■ **Work required**:
The records that follow need to be output exactly as they are.

■ **Raw records**:
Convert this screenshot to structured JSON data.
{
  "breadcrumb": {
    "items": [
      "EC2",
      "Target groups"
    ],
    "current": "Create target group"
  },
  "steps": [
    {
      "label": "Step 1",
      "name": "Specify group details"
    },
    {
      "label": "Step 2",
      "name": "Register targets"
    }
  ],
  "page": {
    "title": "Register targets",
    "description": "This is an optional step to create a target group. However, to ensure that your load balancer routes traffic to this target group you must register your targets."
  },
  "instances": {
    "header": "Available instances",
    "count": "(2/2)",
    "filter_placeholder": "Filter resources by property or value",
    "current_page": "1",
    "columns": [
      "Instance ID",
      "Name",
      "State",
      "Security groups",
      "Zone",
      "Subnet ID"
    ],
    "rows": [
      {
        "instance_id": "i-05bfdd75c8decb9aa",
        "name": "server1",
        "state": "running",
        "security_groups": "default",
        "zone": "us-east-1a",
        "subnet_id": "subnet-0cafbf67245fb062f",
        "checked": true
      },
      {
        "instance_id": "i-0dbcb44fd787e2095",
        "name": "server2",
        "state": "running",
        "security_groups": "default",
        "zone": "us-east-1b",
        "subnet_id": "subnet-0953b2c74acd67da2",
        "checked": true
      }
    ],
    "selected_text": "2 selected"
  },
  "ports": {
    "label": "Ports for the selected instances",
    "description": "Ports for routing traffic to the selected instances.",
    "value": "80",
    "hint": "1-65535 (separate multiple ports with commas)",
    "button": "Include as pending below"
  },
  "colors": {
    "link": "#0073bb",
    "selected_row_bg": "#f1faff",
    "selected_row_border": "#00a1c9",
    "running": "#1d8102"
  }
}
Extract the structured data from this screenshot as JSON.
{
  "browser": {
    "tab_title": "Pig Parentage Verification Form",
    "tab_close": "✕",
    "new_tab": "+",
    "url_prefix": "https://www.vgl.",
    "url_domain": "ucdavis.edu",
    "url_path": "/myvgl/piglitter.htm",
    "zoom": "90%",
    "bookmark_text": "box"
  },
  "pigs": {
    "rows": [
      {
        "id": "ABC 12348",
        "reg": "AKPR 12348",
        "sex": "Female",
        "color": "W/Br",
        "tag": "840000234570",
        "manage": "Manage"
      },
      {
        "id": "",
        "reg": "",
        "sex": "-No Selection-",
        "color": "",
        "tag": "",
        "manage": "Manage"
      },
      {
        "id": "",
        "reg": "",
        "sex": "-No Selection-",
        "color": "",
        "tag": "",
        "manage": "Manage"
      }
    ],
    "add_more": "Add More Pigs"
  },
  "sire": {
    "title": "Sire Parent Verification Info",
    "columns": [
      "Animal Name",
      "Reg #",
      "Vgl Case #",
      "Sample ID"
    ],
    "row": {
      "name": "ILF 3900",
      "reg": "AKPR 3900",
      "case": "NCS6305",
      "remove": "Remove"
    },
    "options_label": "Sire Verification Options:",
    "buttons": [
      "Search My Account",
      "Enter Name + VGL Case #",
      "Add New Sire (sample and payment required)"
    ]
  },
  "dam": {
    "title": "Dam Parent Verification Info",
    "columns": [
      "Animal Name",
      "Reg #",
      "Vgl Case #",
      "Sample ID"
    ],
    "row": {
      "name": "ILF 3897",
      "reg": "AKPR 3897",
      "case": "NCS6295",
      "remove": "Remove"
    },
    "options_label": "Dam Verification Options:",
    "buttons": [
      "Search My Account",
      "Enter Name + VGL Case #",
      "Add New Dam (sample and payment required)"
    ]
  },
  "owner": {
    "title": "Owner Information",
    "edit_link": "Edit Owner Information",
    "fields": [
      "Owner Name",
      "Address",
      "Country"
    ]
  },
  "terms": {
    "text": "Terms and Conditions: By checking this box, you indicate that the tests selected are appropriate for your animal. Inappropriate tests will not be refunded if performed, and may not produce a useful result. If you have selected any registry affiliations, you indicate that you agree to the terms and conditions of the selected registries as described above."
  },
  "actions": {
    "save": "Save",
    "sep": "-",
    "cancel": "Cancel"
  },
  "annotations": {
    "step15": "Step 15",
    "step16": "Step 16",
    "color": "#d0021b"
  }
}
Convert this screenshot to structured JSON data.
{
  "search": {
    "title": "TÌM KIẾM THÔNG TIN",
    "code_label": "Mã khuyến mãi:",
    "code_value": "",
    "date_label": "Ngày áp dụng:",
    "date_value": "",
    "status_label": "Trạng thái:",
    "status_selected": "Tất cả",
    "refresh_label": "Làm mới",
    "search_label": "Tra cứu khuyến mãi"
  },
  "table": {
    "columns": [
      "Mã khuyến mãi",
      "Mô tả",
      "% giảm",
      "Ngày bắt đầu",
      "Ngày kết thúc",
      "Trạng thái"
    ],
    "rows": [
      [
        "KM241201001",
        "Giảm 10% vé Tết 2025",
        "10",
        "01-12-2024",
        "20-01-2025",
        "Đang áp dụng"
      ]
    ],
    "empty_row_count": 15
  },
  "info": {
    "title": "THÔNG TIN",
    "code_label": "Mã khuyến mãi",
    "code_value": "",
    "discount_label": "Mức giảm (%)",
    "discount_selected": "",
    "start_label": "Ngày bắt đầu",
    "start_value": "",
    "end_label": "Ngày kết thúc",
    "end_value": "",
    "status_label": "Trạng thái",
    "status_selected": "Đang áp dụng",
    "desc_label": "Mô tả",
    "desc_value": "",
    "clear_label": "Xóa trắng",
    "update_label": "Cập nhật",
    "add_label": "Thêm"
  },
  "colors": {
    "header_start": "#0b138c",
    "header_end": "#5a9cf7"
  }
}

■ **Written reply**:
Convert this screenshot to structured JSON data.
{
  "breadcrumb": {
    "items": [
      "EC2",
      "Target groups"
    ],
    "current": "Create target group"
  },
  "steps": [
    {
      "label": "Step 1",
      "name": "Specify group details"
    },
    {
      "label": "Step 2",
      "name": "Register targets"
    }
  ],
  "page": {
    "title": "Register targets",
    "description": "This is an optional step to create a target group. However, to ensure that your load balancer routes traffic to this target group you must register your targets."
  },
  "instances": {
    "header": "Available instances",
    "count": "(2/2)",
    "filter_placeholder": "Filter resources by property or value",
    "current_page": "1",
    "columns": [
      "Instance ID",
      "Name",
      "State",
      "Security groups",
      "Zone",
      "Subnet ID"
    ],
    "rows": [
      {
        "instance_id": "i-05bfdd75c8decb9aa",
        "name": "server1",
        "state": "running",
        "security_groups": "default",
        "zone": "us-east-1a",
        "subnet_id": "subnet-0cafbf67245fb062f",
        "checked": true
      },
      {
        "instance_id": "i-0dbcb44fd787e2095",
        "name": "server2",
        "state": "running",
        "security_groups": "default",
        "zone": "us-east-1b",
        "subnet_id": "subnet-0953b2c74acd67da2",
        "checked": true
      }
    ],
    "selected_text": "2 selected"
  },
  "ports": {
    "label": "Ports for the selected instances",
    "description": "Ports for routing traffic to the selected instances.",
    "value": "80",
    "hint": "1-65535 (separate multiple ports with commas)",
    "button": "Include as pending below"
  },
  "colors": {
    "link": "#0073bb",
    "selected_row_bg": "#f1faff",
    "selected_row_border": "#00a1c9",
    "running": "#1d8102"
  }
}
Extract the structured data from this screenshot as JSON.
{
  "browser": {
    "tab_title": "Pig Parentage Verification Form",
    "tab_close": "✕",
    "new_tab": "+",
    "url_prefix": "https://www.vgl.",
    "url_domain": "ucdavis.edu",
    "url_path": "/myvgl/piglitter.htm",
    "zoom": "90%",
    "bookmark_text": "box"
  },
  "pigs": {
    "rows": [
      {
        "id": "ABC 12348",
        "reg": "AKPR 12348",
        "sex": "Female",
        "color": "W/Br",
        "tag": "840000234570",
        "manage": "Manage"
      },
      {
        "id": "",
        "reg": "",
        "sex": "-No Selection-",
        "color": "",
        "tag": "",
        "manage": "Manage"
      },
      {
        "id": "",
        "reg": "",
        "sex": "-No Selection-",
        "color": "",
        "tag": "",
        "manage": "Manage"
      }
    ],
    "add_more": "Add More Pigs"
  },
  "sire": {
    "title": "Sire Parent Verification Info",
    "columns": [
      "Animal Name",
      "Reg #",
      "Vgl Case #",
      "Sample ID"
    ],
    "row": {
      "name": "ILF 3900",
      "reg": "AKPR 3900",
      "case": "NCS6305",
      "remove": "Remove"
    },
    "options_label": "Sire Verification Options:",
    "buttons": [
      "Search My Account",
      "Enter Name + VGL Case #",
      "Add New Sire (sample and payment required)"
    ]
  },
  "dam": {
    "title": "Dam Parent Verification Info",
    "columns": [
      "Animal Name",
      "Reg #",
      "Vgl Case #",
      "Sample ID"
    ],
    "row": {
      "name": "ILF 3897",
      "reg": "AKPR 3897",
      "case": "NCS6295",
      "remove": "Remove"
    },
    "options_label": "Dam Verification Options:",
    "buttons": [
      "Search My Account",
      "Enter Name + VGL Case #",
      "Add New Dam (sample and payment required)"
    ]
  },
  "owner": {
    "title": "Owner Information",
    "edit_link": "Edit Owner Information",
    "fields": [
      "Owner Name",
      "Address",
      "Country"
    ]
  },
  "terms": {
    "text": "Terms and Conditions: By checking this box, you indicate that the tests selected are appropriate for your animal. Inappropriate tests will not be refunded if performed, and may not produce a useful result. If you have selected any registry affiliations, you indicate that you agree to the terms and conditions of the selected registries as described above."
  },
  "actions": {
    "save": "Save",
    "sep": "-",
    "cancel": "Cancel"
  },
  "annotations": {
    "step15": "Step 15",
    "step16": "Step 16",
    "color": "#d0021b"
  }
}
Convert this screenshot to structured JSON data.
{
  "search": {
    "title": "TÌM KIẾM THÔNG TIN",
    "code_label": "Mã khuyến mãi:",
    "code_value": "",
    "date_label": "Ngày áp dụng:",
    "date_value": "",
    "status_label": "Trạng thái:",
    "status_selected": "Tất cả",
    "refresh_label": "Làm mới",
    "search_label": "Tra cứu khuyến mãi"
  },
  "table": {
    "columns": [
      "Mã khuyến mãi",
      "Mô tả",
      "% giảm",
      "Ngày bắt đầu",
      "Ngày kết thúc",
      "Trạng thái"
    ],
    "rows": [
      [
        "KM241201001",
        "Giảm 10% vé Tết 2025",
        "10",
        "01-12-2024",
        "20-01-2025",
        "Đang áp dụng"
      ]
    ],
    "empty_row_count": 15
  },
  "info": {
    "title": "THÔNG TIN",
    "code_label": "Mã khuyến mãi",
    "code_value": "",
    "discount_label": "Mức giảm (%)",
    "discount_selected": "",
    "start_label": "Ngày bắt đầu",
    "start_value": "",
    "end_label": "Ngày kết thúc",
    "end_value": "",
    "status_label": "Trạng thái",
    "status_selected": "Đang áp dụng",
    "desc_label": "Mô tả",
    "desc_value": "",
    "clear_label": "Xóa trắng",
    "update_label": "Cập nhật",
    "add_label": "Thêm"
  },
  "colors": {
    "header_start": "#0b138c",
    "header_end": "#5a9cf7"
  }
}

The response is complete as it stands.